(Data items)
┄┄┄┄┄┄
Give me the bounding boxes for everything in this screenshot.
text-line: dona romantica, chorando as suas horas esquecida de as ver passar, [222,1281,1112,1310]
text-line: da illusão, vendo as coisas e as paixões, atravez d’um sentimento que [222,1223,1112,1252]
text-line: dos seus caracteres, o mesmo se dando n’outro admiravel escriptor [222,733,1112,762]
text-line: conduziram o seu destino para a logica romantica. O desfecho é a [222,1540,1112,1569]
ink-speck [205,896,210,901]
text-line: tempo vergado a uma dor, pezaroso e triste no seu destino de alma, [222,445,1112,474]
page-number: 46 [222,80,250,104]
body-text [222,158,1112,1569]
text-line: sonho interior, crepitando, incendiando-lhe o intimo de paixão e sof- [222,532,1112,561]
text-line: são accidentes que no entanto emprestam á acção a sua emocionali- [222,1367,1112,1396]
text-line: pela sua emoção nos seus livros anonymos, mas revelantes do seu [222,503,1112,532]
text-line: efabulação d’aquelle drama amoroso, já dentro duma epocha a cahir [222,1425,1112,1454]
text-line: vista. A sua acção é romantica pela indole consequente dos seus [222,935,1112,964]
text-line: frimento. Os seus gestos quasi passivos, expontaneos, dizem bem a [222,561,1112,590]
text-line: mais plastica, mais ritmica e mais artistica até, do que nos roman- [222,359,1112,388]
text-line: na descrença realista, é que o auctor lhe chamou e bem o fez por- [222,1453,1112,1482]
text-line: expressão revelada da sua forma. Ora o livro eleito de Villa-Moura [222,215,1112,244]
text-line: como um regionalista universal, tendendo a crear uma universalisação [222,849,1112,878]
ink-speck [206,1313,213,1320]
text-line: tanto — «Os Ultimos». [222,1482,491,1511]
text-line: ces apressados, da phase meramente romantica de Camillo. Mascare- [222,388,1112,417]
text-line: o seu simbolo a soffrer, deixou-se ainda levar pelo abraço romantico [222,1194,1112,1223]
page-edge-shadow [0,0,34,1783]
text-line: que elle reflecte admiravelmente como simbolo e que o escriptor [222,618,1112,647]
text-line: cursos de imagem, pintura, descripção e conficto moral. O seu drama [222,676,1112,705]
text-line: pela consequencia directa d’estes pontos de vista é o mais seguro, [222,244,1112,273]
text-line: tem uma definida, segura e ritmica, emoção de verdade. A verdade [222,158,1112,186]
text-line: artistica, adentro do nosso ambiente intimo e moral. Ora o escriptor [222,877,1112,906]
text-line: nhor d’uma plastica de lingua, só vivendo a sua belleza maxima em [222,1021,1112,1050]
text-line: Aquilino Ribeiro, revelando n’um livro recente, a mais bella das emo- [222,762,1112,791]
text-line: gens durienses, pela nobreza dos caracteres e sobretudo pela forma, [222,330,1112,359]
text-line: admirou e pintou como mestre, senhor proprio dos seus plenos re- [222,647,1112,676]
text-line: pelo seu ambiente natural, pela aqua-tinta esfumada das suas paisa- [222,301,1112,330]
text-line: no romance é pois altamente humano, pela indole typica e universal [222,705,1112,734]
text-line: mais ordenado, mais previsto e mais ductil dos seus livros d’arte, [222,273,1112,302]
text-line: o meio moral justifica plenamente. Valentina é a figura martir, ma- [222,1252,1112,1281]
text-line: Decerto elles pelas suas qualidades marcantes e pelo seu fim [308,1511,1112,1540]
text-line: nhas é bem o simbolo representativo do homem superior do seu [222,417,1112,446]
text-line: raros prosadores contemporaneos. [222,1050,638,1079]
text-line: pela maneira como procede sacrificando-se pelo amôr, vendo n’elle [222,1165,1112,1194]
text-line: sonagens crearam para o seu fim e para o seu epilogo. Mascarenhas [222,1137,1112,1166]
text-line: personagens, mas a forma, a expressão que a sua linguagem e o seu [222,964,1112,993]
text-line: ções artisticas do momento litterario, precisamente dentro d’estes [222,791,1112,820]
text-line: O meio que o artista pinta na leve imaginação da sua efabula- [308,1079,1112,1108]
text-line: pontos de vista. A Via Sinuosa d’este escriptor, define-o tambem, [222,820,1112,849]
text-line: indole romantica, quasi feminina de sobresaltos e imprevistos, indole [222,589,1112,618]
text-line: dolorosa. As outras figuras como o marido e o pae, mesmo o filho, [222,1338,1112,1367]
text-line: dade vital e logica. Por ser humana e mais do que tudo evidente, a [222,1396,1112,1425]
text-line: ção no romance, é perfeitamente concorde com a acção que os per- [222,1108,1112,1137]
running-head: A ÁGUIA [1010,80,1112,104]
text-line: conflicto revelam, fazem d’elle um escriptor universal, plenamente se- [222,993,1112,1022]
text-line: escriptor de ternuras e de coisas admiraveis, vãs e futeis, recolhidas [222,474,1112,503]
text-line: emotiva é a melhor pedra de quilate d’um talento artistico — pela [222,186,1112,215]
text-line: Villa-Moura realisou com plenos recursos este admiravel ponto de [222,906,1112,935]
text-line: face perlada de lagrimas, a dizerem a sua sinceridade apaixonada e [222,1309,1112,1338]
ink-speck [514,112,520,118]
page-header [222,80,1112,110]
┄┄┄┄┄┄
Task
List every line of the material above that contains the string "romance", copying each line in full. Case counts.

Answer to this exercise
text-line: no romance é pois altamente humano, pela indole typica e universal [222,705,1112,734]
text-line: ção no romance, é perfeitamente concorde com a acção que os per- [222,1108,1112,1137]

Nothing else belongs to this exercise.